• **Directions**
Can you retype every record below exactly as written?

Information shown start

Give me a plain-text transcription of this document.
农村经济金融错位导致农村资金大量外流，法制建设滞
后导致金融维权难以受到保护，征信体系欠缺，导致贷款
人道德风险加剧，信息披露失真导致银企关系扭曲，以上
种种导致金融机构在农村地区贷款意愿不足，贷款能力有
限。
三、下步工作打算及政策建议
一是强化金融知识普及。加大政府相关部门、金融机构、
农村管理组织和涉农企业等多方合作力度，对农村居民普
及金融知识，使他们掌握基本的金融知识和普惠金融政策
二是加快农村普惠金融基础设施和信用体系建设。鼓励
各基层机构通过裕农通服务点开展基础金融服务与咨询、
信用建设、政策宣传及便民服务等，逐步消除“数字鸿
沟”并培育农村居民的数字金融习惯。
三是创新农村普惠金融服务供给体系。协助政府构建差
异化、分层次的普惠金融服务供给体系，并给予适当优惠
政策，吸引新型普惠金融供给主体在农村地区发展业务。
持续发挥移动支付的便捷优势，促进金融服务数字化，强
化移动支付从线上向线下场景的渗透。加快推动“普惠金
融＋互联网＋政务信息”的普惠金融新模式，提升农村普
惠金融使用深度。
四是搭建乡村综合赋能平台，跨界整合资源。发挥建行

Information shown end

• **Answer to this exercise**
Give me a plain-text transcription of this document.
农村经济金融错位导致农村资金大量外流，法制建设滞
后导致金融维权难以受到保护，征信体系欠缺，导致贷款
人道德风险加剧，信息披露失真导致银企关系扭曲，以上
种种导致金融机构在农村地区贷款意愿不足，贷款能力有
限。
三、下步工作打算及政策建议
一是强化金融知识普及。加大政府相关部门、金融机构、
农村管理组织和涉农企业等多方合作力度，对农村居民普
及金融知识，使他们掌握基本的金融知识和普惠金融政策
二是加快农村普惠金融基础设施和信用体系建设。鼓励
各基层机构通过裕农通服务点开展基础金融服务与咨询、
信用建设、政策宣传及便民服务等，逐步消除“数字鸿
沟”并培育农村居民的数字金融习惯。
三是创新农村普惠金融服务供给体系。协助政府构建差
异化、分层次的普惠金融服务供给体系，并给予适当优惠
政策，吸引新型普惠金融供给主体在农村地区发展业务。
持续发挥移动支付的便捷优势，促进金融服务数字化，强
化移动支付从线上向线下场景的渗透。加快推动“普惠金
融＋互联网＋政务信息”的普惠金融新模式，提升农村普
惠金融使用深度。
四是搭建乡村综合赋能平台，跨界整合资源。发挥建行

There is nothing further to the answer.